Output every record below exactly as it appears.

*EXTRACTED INFORMATION*
+ + + + +
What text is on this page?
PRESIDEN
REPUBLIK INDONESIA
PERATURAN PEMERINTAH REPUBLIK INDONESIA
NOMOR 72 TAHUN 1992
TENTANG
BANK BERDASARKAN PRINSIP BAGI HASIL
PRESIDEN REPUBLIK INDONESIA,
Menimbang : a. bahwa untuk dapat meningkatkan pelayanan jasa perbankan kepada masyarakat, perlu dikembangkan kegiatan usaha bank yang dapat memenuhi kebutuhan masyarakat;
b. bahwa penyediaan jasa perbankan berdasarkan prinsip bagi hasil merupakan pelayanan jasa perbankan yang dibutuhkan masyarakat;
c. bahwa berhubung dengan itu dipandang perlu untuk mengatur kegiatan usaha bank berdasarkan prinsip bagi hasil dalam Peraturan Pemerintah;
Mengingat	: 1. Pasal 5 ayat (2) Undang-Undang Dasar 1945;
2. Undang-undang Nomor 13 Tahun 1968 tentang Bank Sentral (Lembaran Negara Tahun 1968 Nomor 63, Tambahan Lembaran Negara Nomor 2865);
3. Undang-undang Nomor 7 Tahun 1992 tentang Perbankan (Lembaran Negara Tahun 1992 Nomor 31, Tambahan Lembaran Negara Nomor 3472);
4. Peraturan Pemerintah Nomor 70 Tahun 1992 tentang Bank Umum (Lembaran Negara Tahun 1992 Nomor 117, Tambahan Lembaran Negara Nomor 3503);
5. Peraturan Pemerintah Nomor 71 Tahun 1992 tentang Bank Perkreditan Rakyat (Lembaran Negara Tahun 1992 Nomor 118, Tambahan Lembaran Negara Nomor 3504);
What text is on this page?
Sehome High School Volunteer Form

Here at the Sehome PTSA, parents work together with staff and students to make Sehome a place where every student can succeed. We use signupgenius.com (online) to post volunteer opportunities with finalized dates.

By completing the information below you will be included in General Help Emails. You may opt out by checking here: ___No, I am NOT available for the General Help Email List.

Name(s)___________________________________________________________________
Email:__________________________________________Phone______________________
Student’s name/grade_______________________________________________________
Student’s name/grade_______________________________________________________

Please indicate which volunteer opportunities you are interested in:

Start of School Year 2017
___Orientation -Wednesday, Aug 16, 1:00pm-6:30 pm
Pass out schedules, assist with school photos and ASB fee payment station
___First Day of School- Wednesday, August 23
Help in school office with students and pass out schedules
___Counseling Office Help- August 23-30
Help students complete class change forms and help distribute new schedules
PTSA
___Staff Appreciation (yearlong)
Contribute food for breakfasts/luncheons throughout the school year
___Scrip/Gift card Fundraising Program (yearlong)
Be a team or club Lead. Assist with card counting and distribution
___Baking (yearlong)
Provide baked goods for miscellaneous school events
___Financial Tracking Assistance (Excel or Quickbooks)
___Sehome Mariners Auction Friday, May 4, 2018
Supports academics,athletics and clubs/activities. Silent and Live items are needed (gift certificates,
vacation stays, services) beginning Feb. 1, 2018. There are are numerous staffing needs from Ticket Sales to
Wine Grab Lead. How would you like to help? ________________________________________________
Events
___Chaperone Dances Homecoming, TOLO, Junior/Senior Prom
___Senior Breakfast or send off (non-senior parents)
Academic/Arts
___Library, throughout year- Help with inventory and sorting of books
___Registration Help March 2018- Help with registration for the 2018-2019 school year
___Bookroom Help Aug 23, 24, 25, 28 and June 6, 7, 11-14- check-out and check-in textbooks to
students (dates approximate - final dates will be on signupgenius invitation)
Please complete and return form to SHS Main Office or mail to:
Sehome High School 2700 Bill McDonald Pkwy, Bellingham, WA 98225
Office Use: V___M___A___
+ + + + +
*RIGHT ANSWER*
What text is on this page?
PRESIDEN
REPUBLIK INDONESIA
PERATURAN PEMERINTAH REPUBLIK INDONESIA
NOMOR 72 TAHUN 1992
TENTANG
BANK BERDASARKAN PRINSIP BAGI HASIL
PRESIDEN REPUBLIK INDONESIA,
Menimbang : a. bahwa untuk dapat meningkatkan pelayanan jasa perbankan kepada masyarakat, perlu dikembangkan kegiatan usaha bank yang dapat memenuhi kebutuhan masyarakat;
b. bahwa penyediaan jasa perbankan berdasarkan prinsip bagi hasil merupakan pelayanan jasa perbankan yang dibutuhkan masyarakat;
c. bahwa berhubung dengan itu dipandang perlu untuk mengatur kegiatan usaha bank berdasarkan prinsip bagi hasil dalam Peraturan Pemerintah;
Mengingat	: 1. Pasal 5 ayat (2) Undang-Undang Dasar 1945;
2. Undang-undang Nomor 13 Tahun 1968 tentang Bank Sentral (Lembaran Negara Tahun 1968 Nomor 63, Tambahan Lembaran Negara Nomor 2865);
3. Undang-undang Nomor 7 Tahun 1992 tentang Perbankan (Lembaran Negara Tahun 1992 Nomor 31, Tambahan Lembaran Negara Nomor 3472);
4. Peraturan Pemerintah Nomor 70 Tahun 1992 tentang Bank Umum (Lembaran Negara Tahun 1992 Nomor 117, Tambahan Lembaran Negara Nomor 3503);
5. Peraturan Pemerintah Nomor 71 Tahun 1992 tentang Bank Perkreditan Rakyat (Lembaran Negara Tahun 1992 Nomor 118, Tambahan Lembaran Negara Nomor 3504);
What text is on this page?
Sehome High School Volunteer Form

Here at the Sehome PTSA, parents work together with staff and students to make Sehome a place where every student can succeed. We use signupgenius.com (online) to post volunteer opportunities with finalized dates.

By completing the information below you will be included in General Help Emails. You may opt out by checking here: ___No, I am NOT available for the General Help Email List.

Name(s)___________________________________________________________________
Email:__________________________________________Phone______________________
Student’s name/grade_______________________________________________________
Student’s name/grade_______________________________________________________

Please indicate which volunteer opportunities you are interested in:

Start of School Year 2017
___Orientation -Wednesday, Aug 16, 1:00pm-6:30 pm
Pass out schedules, assist with school photos and ASB fee payment station
___First Day of School- Wednesday, August 23
Help in school office with students and pass out schedules
___Counseling Office Help- August 23-30
Help students complete class change forms and help distribute new schedules
PTSA
___Staff Appreciation (yearlong)
Contribute food for breakfasts/luncheons throughout the school year
___Scrip/Gift card Fundraising Program (yearlong)
Be a team or club Lead. Assist with card counting and distribution
___Baking (yearlong)
Provide baked goods for miscellaneous school events
___Financial Tracking Assistance (Excel or Quickbooks)
___Sehome Mariners Auction Friday, May 4, 2018
Supports academics,athletics and clubs/activities. Silent and Live items are needed (gift certificates,
vacation stays, services) beginning Feb. 1, 2018. There are are numerous staffing needs from Ticket Sales to
Wine Grab Lead. How would you like to help? ________________________________________________
Events
___Chaperone Dances Homecoming, TOLO, Junior/Senior Prom
___Senior Breakfast or send off (non-senior parents)
Academic/Arts
___Library, throughout year- Help with inventory and sorting of books
___Registration Help March 2018- Help with registration for the 2018-2019 school year
___Bookroom Help Aug 23, 24, 25, 28 and June 6, 7, 11-14- check-out and check-in textbooks to
students (dates approximate - final dates will be on signupgenius invitation)
Please complete and return form to SHS Main Office or mail to:
Sehome High School 2700 Bill McDonald Pkwy, Bellingham, WA 98225
Office Use: V___M___A___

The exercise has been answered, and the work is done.